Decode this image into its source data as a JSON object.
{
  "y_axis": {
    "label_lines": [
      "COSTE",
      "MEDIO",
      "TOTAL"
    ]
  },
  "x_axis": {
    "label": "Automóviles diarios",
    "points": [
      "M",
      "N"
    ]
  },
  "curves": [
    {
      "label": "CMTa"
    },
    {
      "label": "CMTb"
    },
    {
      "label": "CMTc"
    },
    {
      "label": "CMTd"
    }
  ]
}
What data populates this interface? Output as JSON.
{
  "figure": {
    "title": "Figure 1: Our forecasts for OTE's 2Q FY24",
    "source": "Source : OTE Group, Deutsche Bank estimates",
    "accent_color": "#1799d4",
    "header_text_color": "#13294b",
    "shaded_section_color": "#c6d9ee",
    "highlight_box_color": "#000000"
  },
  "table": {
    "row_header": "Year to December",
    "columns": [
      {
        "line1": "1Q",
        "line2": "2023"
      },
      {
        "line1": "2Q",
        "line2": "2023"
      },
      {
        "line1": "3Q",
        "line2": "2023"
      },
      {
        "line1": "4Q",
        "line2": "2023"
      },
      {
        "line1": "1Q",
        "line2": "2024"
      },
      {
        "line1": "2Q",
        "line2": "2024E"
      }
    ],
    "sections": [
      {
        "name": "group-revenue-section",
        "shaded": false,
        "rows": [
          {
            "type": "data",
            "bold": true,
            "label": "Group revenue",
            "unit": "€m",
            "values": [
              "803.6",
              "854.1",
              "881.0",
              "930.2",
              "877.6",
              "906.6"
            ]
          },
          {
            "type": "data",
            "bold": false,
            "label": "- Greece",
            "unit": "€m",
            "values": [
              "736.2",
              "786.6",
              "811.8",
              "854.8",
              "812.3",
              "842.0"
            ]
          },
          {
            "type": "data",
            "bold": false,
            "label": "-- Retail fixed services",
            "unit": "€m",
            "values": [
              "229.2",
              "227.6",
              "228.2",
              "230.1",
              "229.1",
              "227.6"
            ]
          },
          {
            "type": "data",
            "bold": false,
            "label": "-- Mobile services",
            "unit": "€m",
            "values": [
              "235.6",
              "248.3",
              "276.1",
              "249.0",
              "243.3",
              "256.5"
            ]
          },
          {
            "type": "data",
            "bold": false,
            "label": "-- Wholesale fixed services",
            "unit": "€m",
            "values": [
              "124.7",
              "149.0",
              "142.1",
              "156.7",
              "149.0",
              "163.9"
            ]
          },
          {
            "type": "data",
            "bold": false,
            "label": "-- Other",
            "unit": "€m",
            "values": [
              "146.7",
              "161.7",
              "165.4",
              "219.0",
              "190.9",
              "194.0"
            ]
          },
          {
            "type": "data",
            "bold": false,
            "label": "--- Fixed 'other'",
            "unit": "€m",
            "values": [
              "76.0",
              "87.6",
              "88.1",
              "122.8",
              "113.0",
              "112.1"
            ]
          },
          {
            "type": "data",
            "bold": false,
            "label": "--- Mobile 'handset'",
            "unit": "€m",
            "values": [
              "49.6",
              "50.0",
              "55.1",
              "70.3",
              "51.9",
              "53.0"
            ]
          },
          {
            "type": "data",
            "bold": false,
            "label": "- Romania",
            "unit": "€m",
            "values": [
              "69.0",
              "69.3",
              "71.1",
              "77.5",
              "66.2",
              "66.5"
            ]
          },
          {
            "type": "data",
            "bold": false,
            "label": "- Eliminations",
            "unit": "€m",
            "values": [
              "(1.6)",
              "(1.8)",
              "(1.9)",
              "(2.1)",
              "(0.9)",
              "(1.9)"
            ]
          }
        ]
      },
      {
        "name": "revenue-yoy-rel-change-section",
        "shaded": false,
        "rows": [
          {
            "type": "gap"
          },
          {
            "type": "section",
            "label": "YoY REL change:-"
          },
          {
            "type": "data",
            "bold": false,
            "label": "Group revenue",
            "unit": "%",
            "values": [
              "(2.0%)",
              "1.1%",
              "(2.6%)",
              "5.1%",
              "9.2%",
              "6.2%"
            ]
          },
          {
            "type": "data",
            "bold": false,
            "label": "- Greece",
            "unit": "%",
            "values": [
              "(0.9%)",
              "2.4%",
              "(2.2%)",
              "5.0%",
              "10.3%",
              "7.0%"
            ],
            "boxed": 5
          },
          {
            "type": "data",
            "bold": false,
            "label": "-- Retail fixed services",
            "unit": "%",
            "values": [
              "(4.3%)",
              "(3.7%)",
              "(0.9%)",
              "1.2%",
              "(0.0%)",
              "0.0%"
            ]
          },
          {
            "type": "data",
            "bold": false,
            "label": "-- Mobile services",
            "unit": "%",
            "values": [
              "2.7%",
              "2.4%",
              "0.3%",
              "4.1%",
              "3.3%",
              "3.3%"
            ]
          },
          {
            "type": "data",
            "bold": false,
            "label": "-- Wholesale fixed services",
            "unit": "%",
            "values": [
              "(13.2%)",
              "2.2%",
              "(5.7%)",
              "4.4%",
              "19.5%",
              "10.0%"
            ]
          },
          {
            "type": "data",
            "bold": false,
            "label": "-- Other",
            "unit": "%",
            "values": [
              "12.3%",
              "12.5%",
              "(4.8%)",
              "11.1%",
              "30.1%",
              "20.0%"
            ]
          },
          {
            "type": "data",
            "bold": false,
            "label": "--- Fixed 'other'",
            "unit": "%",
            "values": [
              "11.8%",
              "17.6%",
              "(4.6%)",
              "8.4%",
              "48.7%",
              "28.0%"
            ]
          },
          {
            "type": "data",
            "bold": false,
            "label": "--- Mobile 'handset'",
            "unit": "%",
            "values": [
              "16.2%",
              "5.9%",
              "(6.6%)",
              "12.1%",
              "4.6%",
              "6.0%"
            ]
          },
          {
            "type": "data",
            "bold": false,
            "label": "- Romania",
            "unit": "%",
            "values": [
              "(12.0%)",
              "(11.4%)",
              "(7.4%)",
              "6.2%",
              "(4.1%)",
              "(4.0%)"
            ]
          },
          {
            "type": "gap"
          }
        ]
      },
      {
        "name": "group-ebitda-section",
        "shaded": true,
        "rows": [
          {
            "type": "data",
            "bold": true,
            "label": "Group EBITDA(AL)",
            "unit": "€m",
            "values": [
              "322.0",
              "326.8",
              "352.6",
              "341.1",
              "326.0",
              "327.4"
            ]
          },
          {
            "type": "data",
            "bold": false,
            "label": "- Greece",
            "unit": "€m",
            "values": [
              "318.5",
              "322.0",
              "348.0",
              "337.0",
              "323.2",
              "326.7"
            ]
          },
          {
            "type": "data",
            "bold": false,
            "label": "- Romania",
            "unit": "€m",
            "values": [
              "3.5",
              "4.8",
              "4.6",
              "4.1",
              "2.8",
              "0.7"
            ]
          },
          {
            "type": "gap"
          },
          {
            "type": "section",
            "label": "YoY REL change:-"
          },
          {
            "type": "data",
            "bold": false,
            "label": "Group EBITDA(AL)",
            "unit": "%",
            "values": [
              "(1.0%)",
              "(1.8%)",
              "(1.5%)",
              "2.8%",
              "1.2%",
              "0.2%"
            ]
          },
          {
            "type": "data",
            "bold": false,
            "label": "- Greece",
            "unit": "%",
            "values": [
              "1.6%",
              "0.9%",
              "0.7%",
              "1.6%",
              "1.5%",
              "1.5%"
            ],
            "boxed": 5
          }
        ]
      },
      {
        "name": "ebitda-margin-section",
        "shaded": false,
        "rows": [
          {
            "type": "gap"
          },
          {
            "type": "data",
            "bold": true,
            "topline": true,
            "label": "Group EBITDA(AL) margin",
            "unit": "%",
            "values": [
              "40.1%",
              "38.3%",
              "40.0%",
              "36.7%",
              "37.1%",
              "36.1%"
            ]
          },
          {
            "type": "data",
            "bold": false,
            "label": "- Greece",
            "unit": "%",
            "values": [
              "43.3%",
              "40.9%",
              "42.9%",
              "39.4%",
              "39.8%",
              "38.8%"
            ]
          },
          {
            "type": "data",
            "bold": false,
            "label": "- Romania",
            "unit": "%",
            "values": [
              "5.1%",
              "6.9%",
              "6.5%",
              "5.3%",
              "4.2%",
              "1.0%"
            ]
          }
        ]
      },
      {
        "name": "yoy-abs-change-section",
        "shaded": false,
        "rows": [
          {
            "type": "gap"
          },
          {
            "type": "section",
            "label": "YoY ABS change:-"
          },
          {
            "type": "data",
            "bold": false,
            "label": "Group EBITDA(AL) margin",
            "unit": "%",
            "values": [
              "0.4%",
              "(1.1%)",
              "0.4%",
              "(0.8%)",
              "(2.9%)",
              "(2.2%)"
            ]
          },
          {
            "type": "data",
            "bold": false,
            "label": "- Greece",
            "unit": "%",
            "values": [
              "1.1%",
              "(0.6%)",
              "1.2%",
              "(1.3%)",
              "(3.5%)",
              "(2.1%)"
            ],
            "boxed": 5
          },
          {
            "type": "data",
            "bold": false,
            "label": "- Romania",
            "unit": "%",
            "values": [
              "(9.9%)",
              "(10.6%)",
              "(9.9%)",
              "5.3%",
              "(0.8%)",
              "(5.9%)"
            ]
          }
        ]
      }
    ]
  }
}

##############################

• _Requirement_:
Across all the entries, count the lines that contain the word "revenue" and give the number by itself.

• _Solution to this exercise_:
4